Recorded data:
=======

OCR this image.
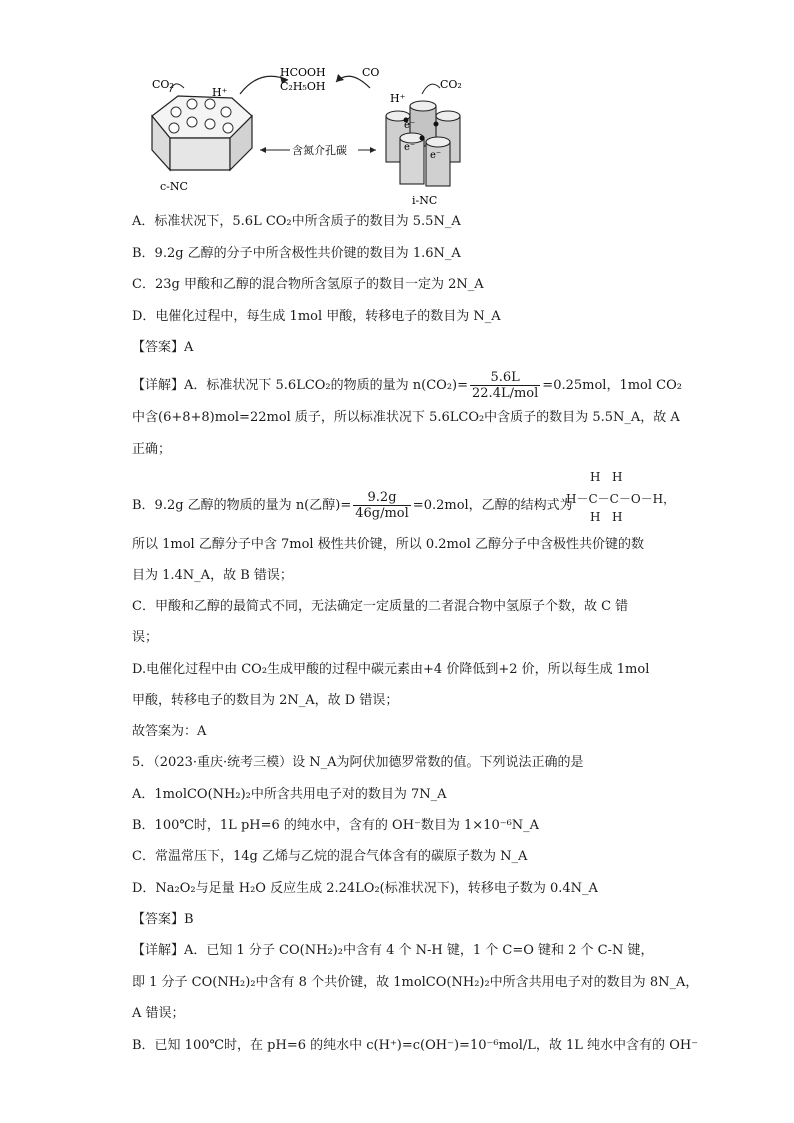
CO₂
H⁺
c-NC
HCOOH
C₂H₅OH
含氮介孔碳
CO
CO₂
H⁺
e⁻
e⁻
e⁻
i-NC
A．标准状况下，5.6L CO₂中所含质子的数目为 5.5N_A
B．9.2g 乙醇的分子中所含极性共价键的数目为 1.6N_A
C．23g 甲酸和乙醇的混合物所含氢原子的数目一定为 2N_A
D．电催化过程中，每生成 1mol 甲酸，转移电子的数目为 N_A
【答案】A
【详解】A．标准状况下 5.6LCO₂的物质的量为 $n(CO_2)= \frac{5.6L}{\text{22.4L/mol}} =0.25mol$，1mol CO₂
中含(6+8+8)mol=22mol 质子，所以标准状况下 5.6LCO₂中含质子的数目为 5.5N_A，故 A
正确；
B．9.2g 乙醇的物质的量为 n(乙醇)= $\frac{9.2g}{\text{46g/mol}} =0.2mol$，乙醇的结构式为
H H
H－C－C－O－H，
H H
所以 1mol 乙醇分子中含 7mol 极性共价键，所以 0.2mol 乙醇分子中含极性共价键的数
目为 1.4N_A，故 B 错误；
C．甲酸和乙醇的最简式不同，无法确定一定质量的二者混合物中氢原子个数，故 C 错
误；
D.电催化过程中由 CO₂生成甲酸的过程中碳元素由+4 价降低到+2 价，所以每生成 1mol
甲酸，转移电子的数目为 2N_A，故 D 错误；
故答案为：A
5．（2023·重庆·统考三模）设 N_A为阿伏加德罗常数的值。下列说法正确的是
A．1molCO(NH₂)₂中所含共用电子对的数目为 7N_A
B．100℃时，1L pH=6 的纯水中，含有的 OH⁻数目为 1×10⁻⁶N_A
C．常温常压下，14g 乙烯与乙烷的混合气体含有的碳原子数为 N_A
D．Na₂O₂与足量 H₂O 反应生成 2.24LO₂(标准状况下)，转移电子数为 0.4N_A
【答案】B
【详解】A．已知 1 分子 CO(NH₂)₂中含有 4 个 N-H 键，1 个 C=O 键和 2 个 C-N 键，
即 1 分子 CO(NH₂)₂中含有 8 个共价键，故 1molCO(NH₂)₂中所含共用电子对的数目为 8N_A，
A 错误；
B．已知 100℃时，在 pH=6 的纯水中 c(H⁺)=c(OH⁻)=10⁻⁶mol/L，故 1L 纯水中含有的 OH⁻
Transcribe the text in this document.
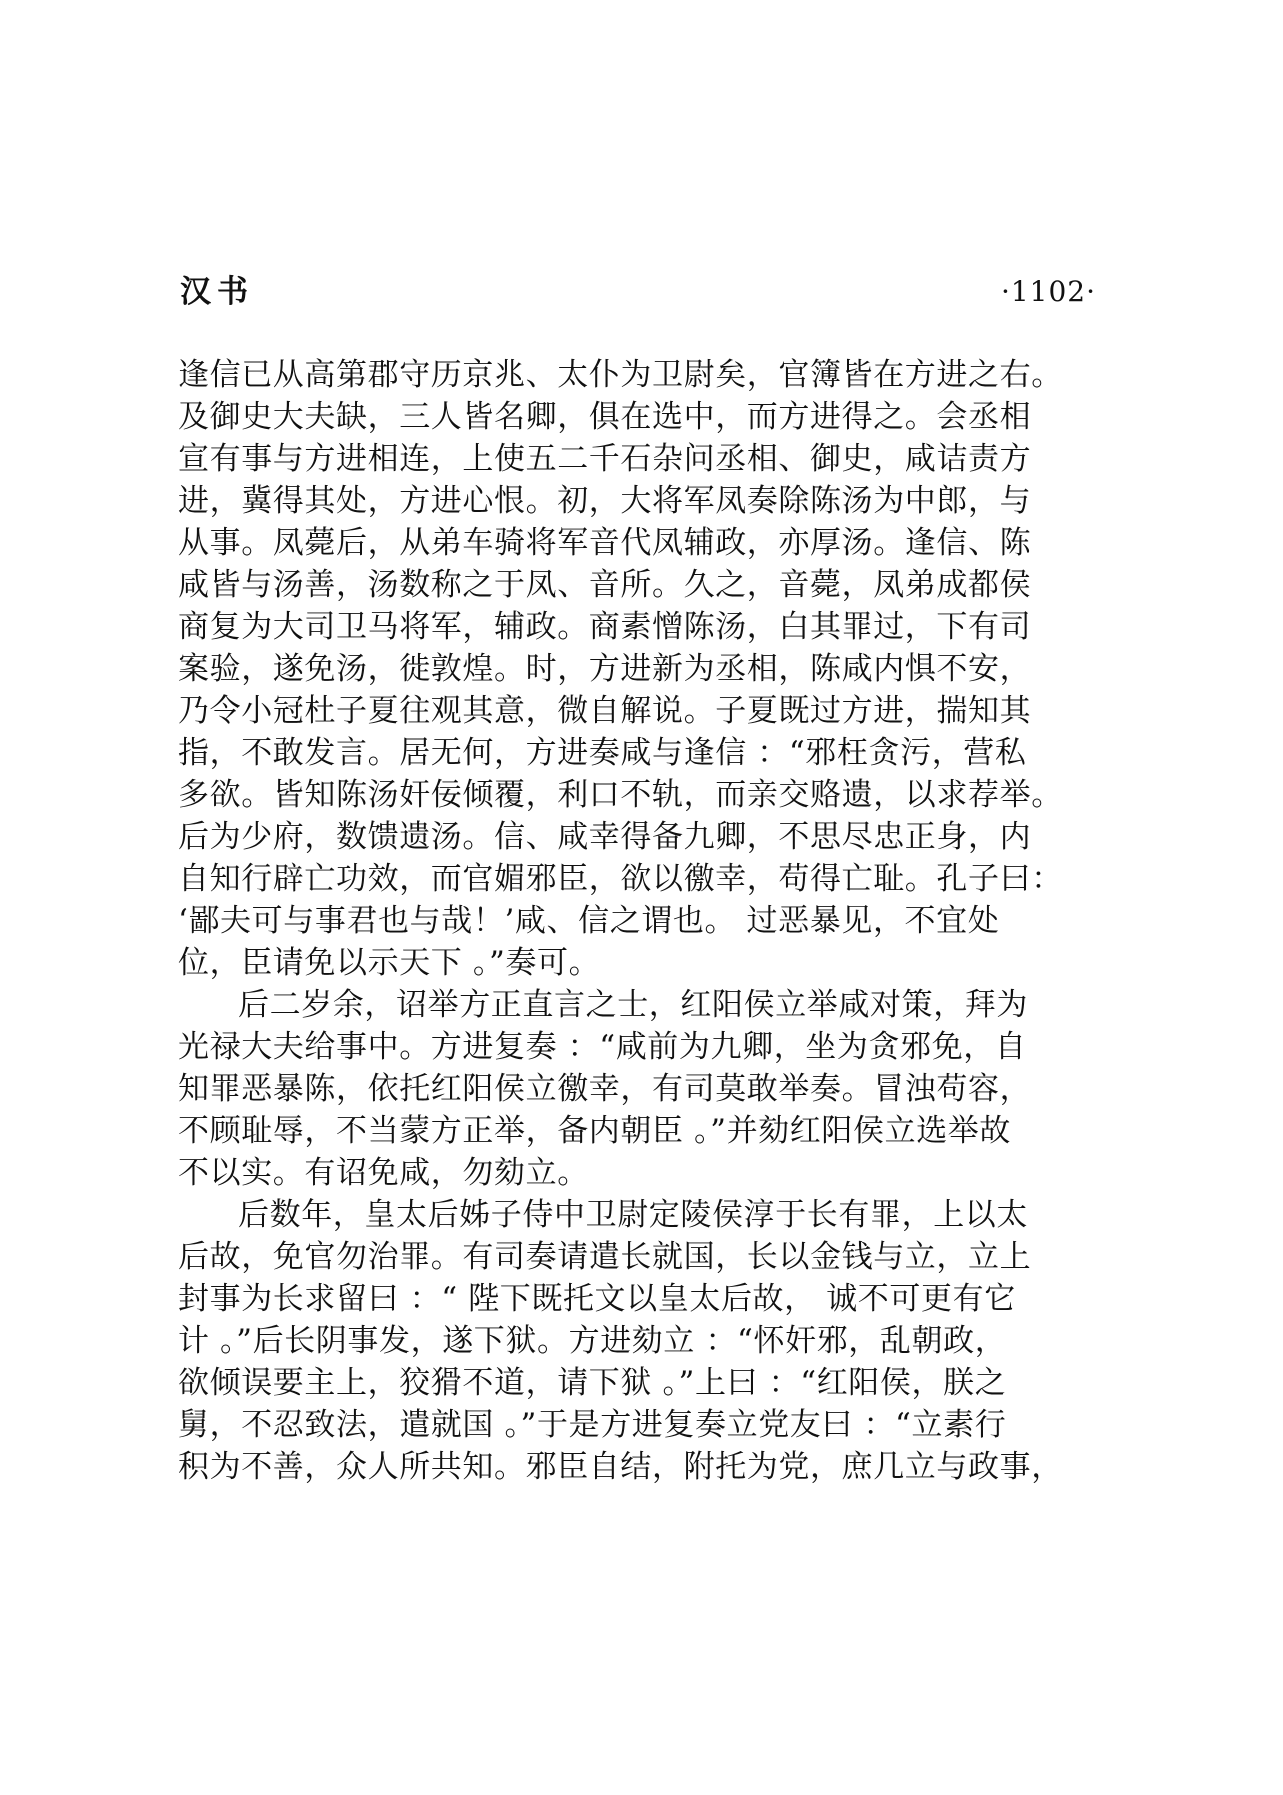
汉书	·1102·

逢信已从高第郡守历京兆、太仆为卫尉矣，官簿皆在方进之右。
及御史大夫缺，三人皆名卿，俱在选中，而方进得之。会丞相
宣有事与方进相连，上使五二千石杂问丞相、御史，咸诘责方
进，冀得其处，方进心恨。初，大将军凤奏除陈汤为中郎，与
从事。凤薨后，从弟车骑将军音代凤辅政，亦厚汤。逢信、陈
咸皆与汤善，汤数称之于凤、音所。久之，音薨，凤弟成都侯
商复为大司卫马将军，辅政。商素憎陈汤，白其罪过，下有司
案验，遂免汤，徙敦煌。时，方进新为丞相，陈咸内惧不安，
乃令小冠杜子夏往观其意，微自解说。子夏既过方进，揣知其
指，不敢发言。居无何，方进奏咸与逢信 ：“邪枉贪污，营私
多欲。皆知陈汤奸佞倾覆，利口不轨，而亲交赂遗，以求荐举。
后为少府，数馈遗汤。信、咸幸得备九卿，不思尽忠正身，内
自知行辟亡功效，而官媚邪臣，欲以徼幸，苟得亡耻。孔子曰：
‘鄙夫可与事君也与哉！’咸、信之谓也。 过恶暴见，不宜处
位，臣请免以示天下 。”奏可。

后二岁余，诏举方正直言之士，红阳侯立举咸对策，拜为
光禄大夫给事中。方进复奏 ：“咸前为九卿，坐为贪邪免，自
知罪恶暴陈，依托红阳侯立徼幸，有司莫敢举奏。冒浊苟容，
不顾耻辱，不当蒙方正举，备内朝臣 。”并劾红阳侯立选举故
不以实。有诏免咸，勿劾立。

后数年，皇太后姊子侍中卫尉定陵侯淳于长有罪，上以太
后故，免官勿治罪。有司奏请遣长就国，长以金钱与立，立上
封事为长求留曰 ：“ 陛下既托文以皇太后故， 诚不可更有它
计 。”后长阴事发，遂下狱。方进劾立 ：“怀奸邪，乱朝政，
欲倾误要主上，狡猾不道，请下狱 。”上曰 ：“红阳侯，朕之
舅，不忍致法，遣就国 。”于是方进复奏立党友曰 ：“立素行
积为不善，众人所共知。邪臣自结，附托为党，庶几立与政事，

=======

EXERCISE OBJECTIVE:
Retype the entries word for word. Omit any images.

THE ANSWER:
OCR this image.
CO₂
H⁺
c-NC
HCOOH
C₂H₅OH
含氮介孔碳
CO
CO₂
H⁺
e⁻
e⁻
e⁻
i-NC
A．标准状况下，5.6L CO₂中所含质子的数目为 5.5N_A
B．9.2g 乙醇的分子中所含极性共价键的数目为 1.6N_A
C．23g 甲酸和乙醇的混合物所含氢原子的数目一定为 2N_A
D．电催化过程中，每生成 1mol 甲酸，转移电子的数目为 N_A
【答案】A
【详解】A．标准状况下 5.6LCO₂的物质的量为 $n(CO_2)= \frac{5.6L}{\text{22.4L/mol}} =0.25mol$，1mol CO₂
中含(6+8+8)mol=22mol 质子，所以标准状况下 5.6LCO₂中含质子的数目为 5.5N_A，故 A
正确；
B．9.2g 乙醇的物质的量为 n(乙醇)= $\frac{9.2g}{\text{46g/mol}} =0.2mol$，乙醇的结构式为
H H
H－C－C－O－H，
H H
所以 1mol 乙醇分子中含 7mol 极性共价键，所以 0.2mol 乙醇分子中含极性共价键的数
目为 1.4N_A，故 B 错误；
C．甲酸和乙醇的最简式不同，无法确定一定质量的二者混合物中氢原子个数，故 C 错
误；
D.电催化过程中由 CO₂生成甲酸的过程中碳元素由+4 价降低到+2 价，所以每生成 1mol
甲酸，转移电子的数目为 2N_A，故 D 错误；
故答案为：A
5．（2023·重庆·统考三模）设 N_A为阿伏加德罗常数的值。下列说法正确的是
A．1molCO(NH₂)₂中所含共用电子对的数目为 7N_A
B．100℃时，1L pH=6 的纯水中，含有的 OH⁻数目为 1×10⁻⁶N_A
C．常温常压下，14g 乙烯与乙烷的混合气体含有的碳原子数为 N_A
D．Na₂O₂与足量 H₂O 反应生成 2.24LO₂(标准状况下)，转移电子数为 0.4N_A
【答案】B
【详解】A．已知 1 分子 CO(NH₂)₂中含有 4 个 N-H 键，1 个 C=O 键和 2 个 C-N 键，
即 1 分子 CO(NH₂)₂中含有 8 个共价键，故 1molCO(NH₂)₂中所含共用电子对的数目为 8N_A，
A 错误；
B．已知 100℃时，在 pH=6 的纯水中 c(H⁺)=c(OH⁻)=10⁻⁶mol/L，故 1L 纯水中含有的 OH⁻
Transcribe the text in this document.
汉书	·1102·

逢信已从高第郡守历京兆、太仆为卫尉矣，官簿皆在方进之右。
及御史大夫缺，三人皆名卿，俱在选中，而方进得之。会丞相
宣有事与方进相连，上使五二千石杂问丞相、御史，咸诘责方
进，冀得其处，方进心恨。初，大将军凤奏除陈汤为中郎，与
从事。凤薨后，从弟车骑将军音代凤辅政，亦厚汤。逢信、陈
咸皆与汤善，汤数称之于凤、音所。久之，音薨，凤弟成都侯
商复为大司卫马将军，辅政。商素憎陈汤，白其罪过，下有司
案验，遂免汤，徙敦煌。时，方进新为丞相，陈咸内惧不安，
乃令小冠杜子夏往观其意，微自解说。子夏既过方进，揣知其
指，不敢发言。居无何，方进奏咸与逢信 ：“邪枉贪污，营私
多欲。皆知陈汤奸佞倾覆，利口不轨，而亲交赂遗，以求荐举。
后为少府，数馈遗汤。信、咸幸得备九卿，不思尽忠正身，内
自知行辟亡功效，而官媚邪臣，欲以徼幸，苟得亡耻。孔子曰：
‘鄙夫可与事君也与哉！’咸、信之谓也。 过恶暴见，不宜处
位，臣请免以示天下 。”奏可。

后二岁余，诏举方正直言之士，红阳侯立举咸对策，拜为
光禄大夫给事中。方进复奏 ：“咸前为九卿，坐为贪邪免，自
知罪恶暴陈，依托红阳侯立徼幸，有司莫敢举奏。冒浊苟容，
不顾耻辱，不当蒙方正举，备内朝臣 。”并劾红阳侯立选举故
不以实。有诏免咸，勿劾立。

后数年，皇太后姊子侍中卫尉定陵侯淳于长有罪，上以太
后故，免官勿治罪。有司奏请遣长就国，长以金钱与立，立上
封事为长求留曰 ：“ 陛下既托文以皇太后故， 诚不可更有它
计 。”后长阴事发，遂下狱。方进劾立 ：“怀奸邪，乱朝政，
欲倾误要主上，狡猾不道，请下狱 。”上曰 ：“红阳侯，朕之
舅，不忍致法，遣就国 。”于是方进复奏立党友曰 ：“立素行
积为不善，众人所共知。邪臣自结，附托为党，庶几立与政事，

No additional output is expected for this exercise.